- _Problem to solve_: Write the records below out again exactly as given, with no images.

Extracted data entries:
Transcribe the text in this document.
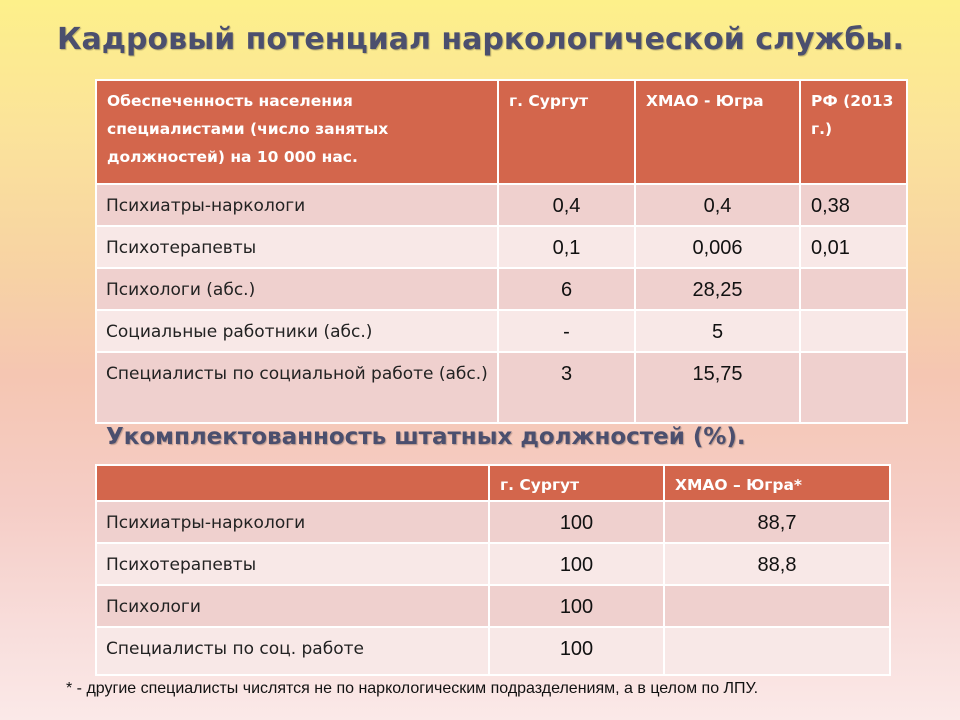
Кадровый потенциал наркологической службы.
Обеспеченность населения специалистами (число занятых должностей) на 10 000 нас.	г. Сургут	ХМАО - Югра	РФ (2013 г.)
Психиатры-наркологи	0,4	0,4	0,38
Психотерапевты	0,1	0,006	0,01
Психологи (абс.)	6	28,25	
Социальные работники (абс.)	-	5	
Специалисты по социальной работе (абс.)	3	15,75	
Укомплектованность штатных должностей (%).
	г. Сургут	ХМАО – Югра*
Психиатры-наркологи	100	88,7
Психотерапевты	100	88,8
Психологи	100	
Специалисты по соц. работе	100	
* - другие специалисты числятся не по наркологическим подразделениям, а в целом по ЛПУ.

- _Result of this exercise_:
Transcribe the text in this document.
Кадровый потенциал наркологической службы.
Обеспеченность населения специалистами (число занятых должностей) на 10 000 нас.	г. Сургут	ХМАО - Югра	РФ (2013 г.)
Психиатры-наркологи	0,4	0,4	0,38
Психотерапевты	0,1	0,006	0,01
Психологи (абс.)	6	28,25	
Социальные работники (абс.)	-	5	
Специалисты по социальной работе (абс.)	3	15,75	
Укомплектованность штатных должностей (%).
	г. Сургут	ХМАО – Югра*
Психиатры-наркологи	100	88,7
Психотерапевты	100	88,8
Психологи	100	
Специалисты по соц. работе	100	
* - другие специалисты числятся не по наркологическим подразделениям, а в целом по ЛПУ.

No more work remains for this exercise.